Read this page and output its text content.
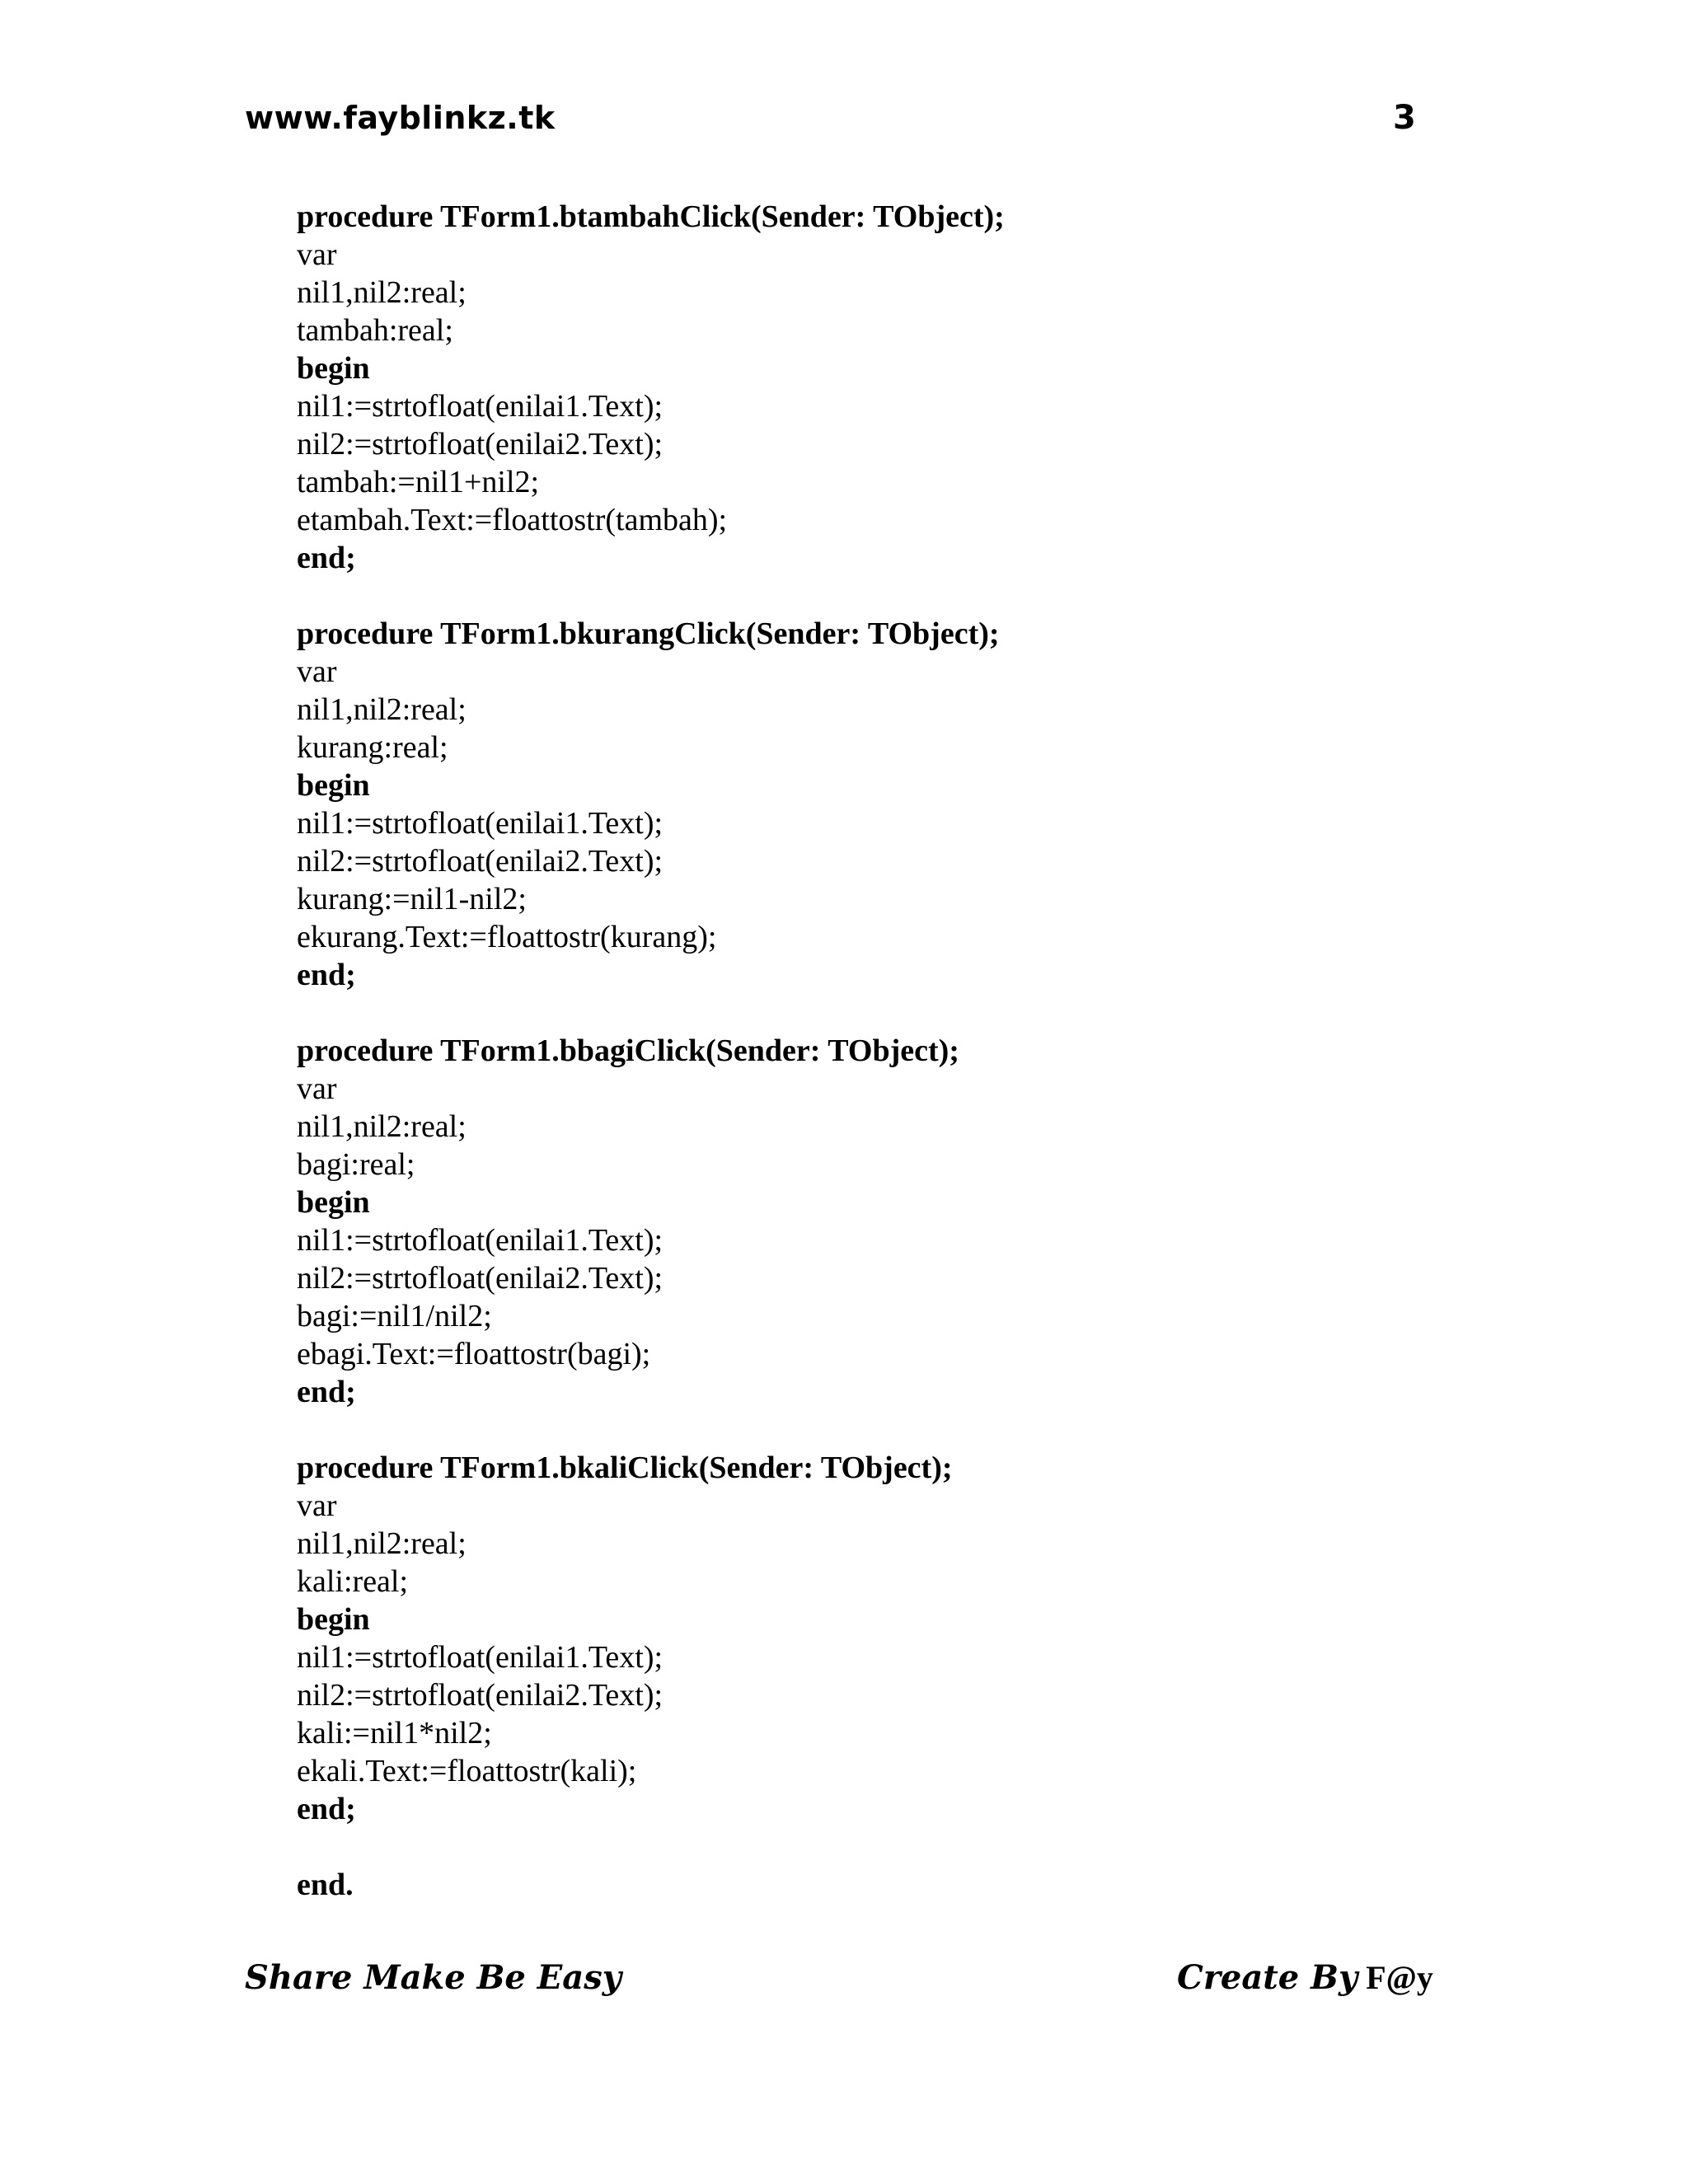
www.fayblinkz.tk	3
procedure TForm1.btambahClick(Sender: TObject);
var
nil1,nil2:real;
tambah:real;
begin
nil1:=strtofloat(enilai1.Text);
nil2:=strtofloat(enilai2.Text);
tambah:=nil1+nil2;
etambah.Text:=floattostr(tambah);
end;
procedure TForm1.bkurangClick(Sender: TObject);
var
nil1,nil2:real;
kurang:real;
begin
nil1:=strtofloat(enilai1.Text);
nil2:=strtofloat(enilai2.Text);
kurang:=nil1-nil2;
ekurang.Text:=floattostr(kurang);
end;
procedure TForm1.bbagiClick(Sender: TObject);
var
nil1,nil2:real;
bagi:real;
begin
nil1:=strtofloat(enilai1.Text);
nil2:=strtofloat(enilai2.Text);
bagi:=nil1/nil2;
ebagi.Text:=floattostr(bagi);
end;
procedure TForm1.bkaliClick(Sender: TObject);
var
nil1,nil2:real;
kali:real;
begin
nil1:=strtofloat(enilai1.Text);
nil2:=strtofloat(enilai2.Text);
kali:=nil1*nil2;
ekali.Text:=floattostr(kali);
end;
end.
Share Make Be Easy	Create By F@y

| What you will do |
Your answer should be one number: how many lines in the material above contain the string "TObject".

| Task answer |
4